◆ **INPUT MATERIAL**
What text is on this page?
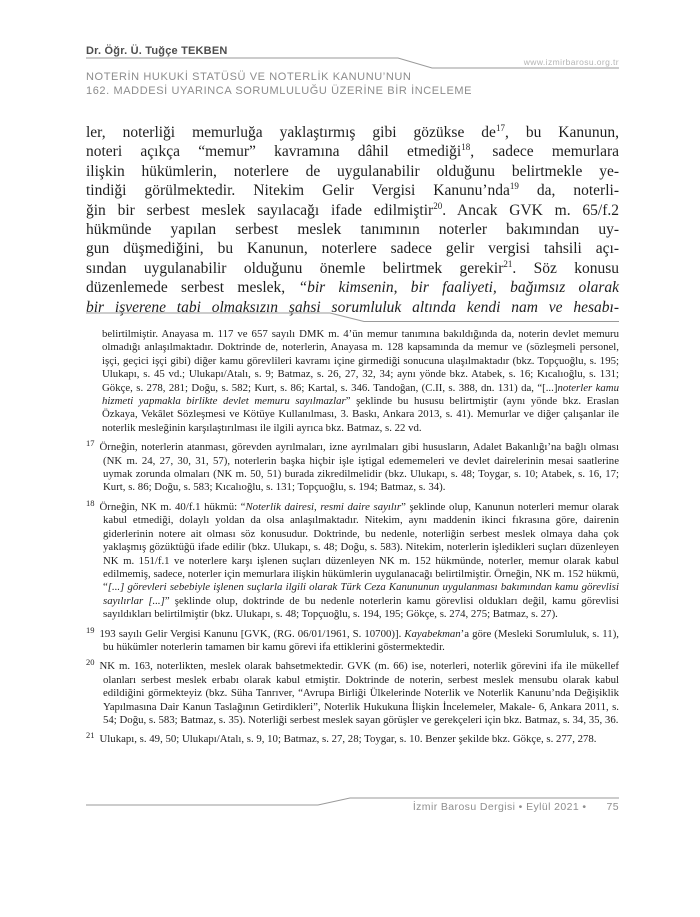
Dr. Öğr. Ü. Tuğçe TEKBEN
www.izmirbarosu.org.tr
NOTERİN HUKUKİ STATÜSÜ VE NOTERLİK KANUNU’NUN
162. MADDESİ UYARINCA SORUMLULUĞU ÜZERİNE BİR İNCELEME
ler, noterliği memurluğa yaklaştırmış gibi gözükse $de^{17}$, bu Kanunun,
noteri açıkça “memur” kavramına dâhil etmediği$^{18}$, sadece memurlara
ilişkin hükümlerin, noterlere de uygulanabilir olduğunu belirtmekle ye-
tindiği görülmektedir. Nitekim Gelir Vergisi Kanunu’nda$^{19}$ da, noterli-
ğin bir serbest meslek sayılacağı ifade edilmiştir$^{20}$. Ancak GVK m. 65/f.2
hükmünde yapılan serbest meslek tanımının noterler bakımından uy-
gun düşmediğini, bu Kanunun, noterlere sadece gelir vergisi tahsili açı-
sından uygulanabilir olduğunu önemle belirtmek gerekir$^{21}$. Söz konusu
düzenlemede serbest meslek, “bir kimsenin, bir faaliyeti, bağımsız olarak
bir işverene tabi olmaksızın şahsi sorumluluk altında kendi nam ve hesabı-
belirtilmiştir. Anayasa m. 117 ve 657 sayılı DMK m. 4’ün memur tanımına bakıldığında da, noterin devlet memuru olmadığı anlaşılmaktadır. Doktrinde de, noterlerin, Anayasa m. 128 kapsamında da memur ve (sözleşmeli personel, işçi, geçici işçi gibi) diğer kamu görevlileri kavramı içine girmediği sonucuna ulaşılmaktadır (bkz. Topçuoğlu, s. 195; Ulukapı, s. 45 vd.; Ulukapı/Atalı, s. 9; Batmaz, s. 26, 27, 32, 34; aynı yönde bkz. Atabek, s. 16; Kıcalıoğlu, s. 131; Gökçe, s. 278, 281; Doğu, s. 582; Kurt, s. 86; Kartal, s. 346. Tandoğan, (C.II, s. 388, dn. 131) da, “[...]noterler kamu hizmeti yapmakla birlikte devlet memuru sayılmazlar” şeklinde bu hususu belirtmiştir (aynı yönde bkz. Eraslan Özkaya, Vekâlet Sözleşmesi ve Kötüye Kullanılması, 3. Baskı, Ankara 2013, s. 41). Memurlar ve diğer çalışanlar ile noterlik mesleğinin karşılaştırılması ile ilgili ayrıca bkz. Batmaz, s. 22 vd.
$^{17}$ Örneğin, noterlerin atanması, görevden ayrılmaları, izne ayrılmaları gibi hususların, Adalet Bakanlığı’na bağlı olması (NK m. 24, 27, 30, 31, 57), noterlerin başka hiçbir işle iştigal edememeleri ve devlet dairelerinin mesai saatlerine uymak zorunda olmaları (NK m. 50, 51) burada zikredilmelidir (bkz. Ulukapı, s. 48; Toygar, s. 10; Atabek, s. 16, 17; Kurt, s. 86; Doğu, s. 583; Kıcalıoğlu, s. 131; Topçuoğlu, s. 194; Batmaz, s. 34).
$^{18}$ Örneğin, NK m. 40/f.1 hükmü: “Noterlik dairesi, resmi daire sayılır” şeklinde olup, Kanunun noterleri memur olarak kabul etmediği, dolaylı yoldan da olsa anlaşılmaktadır. Nitekim, aynı maddenin ikinci fıkrasına göre, dairenin giderlerinin notere ait olması söz konusudur. Doktrinde, bu nedenle, noterliğin serbest meslek olmaya daha çok yaklaşmış gözüktüğü ifade edilir (bkz. Ulukapı, s. 48; Doğu, s. 583). Nitekim, noterlerin işledikleri suçları düzenleyen NK m. 151/f.1 ve noterlere karşı işlenen suçları düzenleyen NK m. 152 hükmünde, noterler, memur olarak kabul edilmemiş, sadece, noterler için memurlara ilişkin hükümlerin uygulanacağı belirtilmiştir. Örneğin, NK m. 152 hükmü, “[...] görevleri sebebiyle işlenen suçlarla ilgili olarak Türk Ceza Kanununun uygulanması bakımından kamu görevlisi sayılırlar [...]” şeklinde olup, doktrinde de bu nedenle noterlerin kamu görevlisi oldukları değil, kamu görevlisi sayıldıkları belirtilmiştir (bkz. Ulukapı, s. 48; Topçuoğlu, s. 194, 195; Gökçe, s. 274, 275; Batmaz, s. 27).
$^{19}$ 193 sayılı Gelir Vergisi Kanunu [GVK, (RG. 06/01/1961, S. 10700)]. Kayabekman’a göre (Mesleki Sorumluluk, s. 11), bu hükümler noterlerin tamamen bir kamu görevi ifa ettiklerini göstermektedir.
$^{20}$ NK m. 163, noterlikten, meslek olarak bahsetmektedir. GVK (m. 66) ise, noterleri, noterlik görevini ifa ile mükellef olanları serbest meslek erbabı olarak kabul etmiştir. Doktrinde de noterin, serbest meslek mensubu olarak kabul edildiğini görmekteyiz (bkz. Süha Tanrıver, “Avrupa Birliği Ülkelerinde Noterlik ve Noterlik Kanunu’nda Değişiklik Yapılmasına Dair Kanun Taslağının Getirdikleri”, Noterlik Hukukuna İlişkin İncelemeler, Makale- 6, Ankara 2011, s. 54; Doğu, s. 583; Batmaz, s. 35). Noterliği serbest meslek sayan görüşler ve gerekçeleri için bkz. Batmaz, s. 34, 35, 36.
$^{21}$ Ulukapı, s. 49, 50; Ulukapı/Atalı, s. 9, 10; Batmaz, s. 27, 28; Toygar, s. 10. Benzer şekilde bkz. Gökçe, s. 277, 278.
İzmir Barosu Dergisi • Eylül 2021 • 75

◆ **DIRECTIONS FOR THIS TASK**
Extract every line containing the string "olduğunu" from the material.

◆ **EXPECTED ANSWER**
ilişkin hükümlerin, noterlere de uygulanabilir olduğunu belirtmekle ye-
sından uygulanabilir olduğunu önemle belirtmek gerekir$^{21}$. Söz konusu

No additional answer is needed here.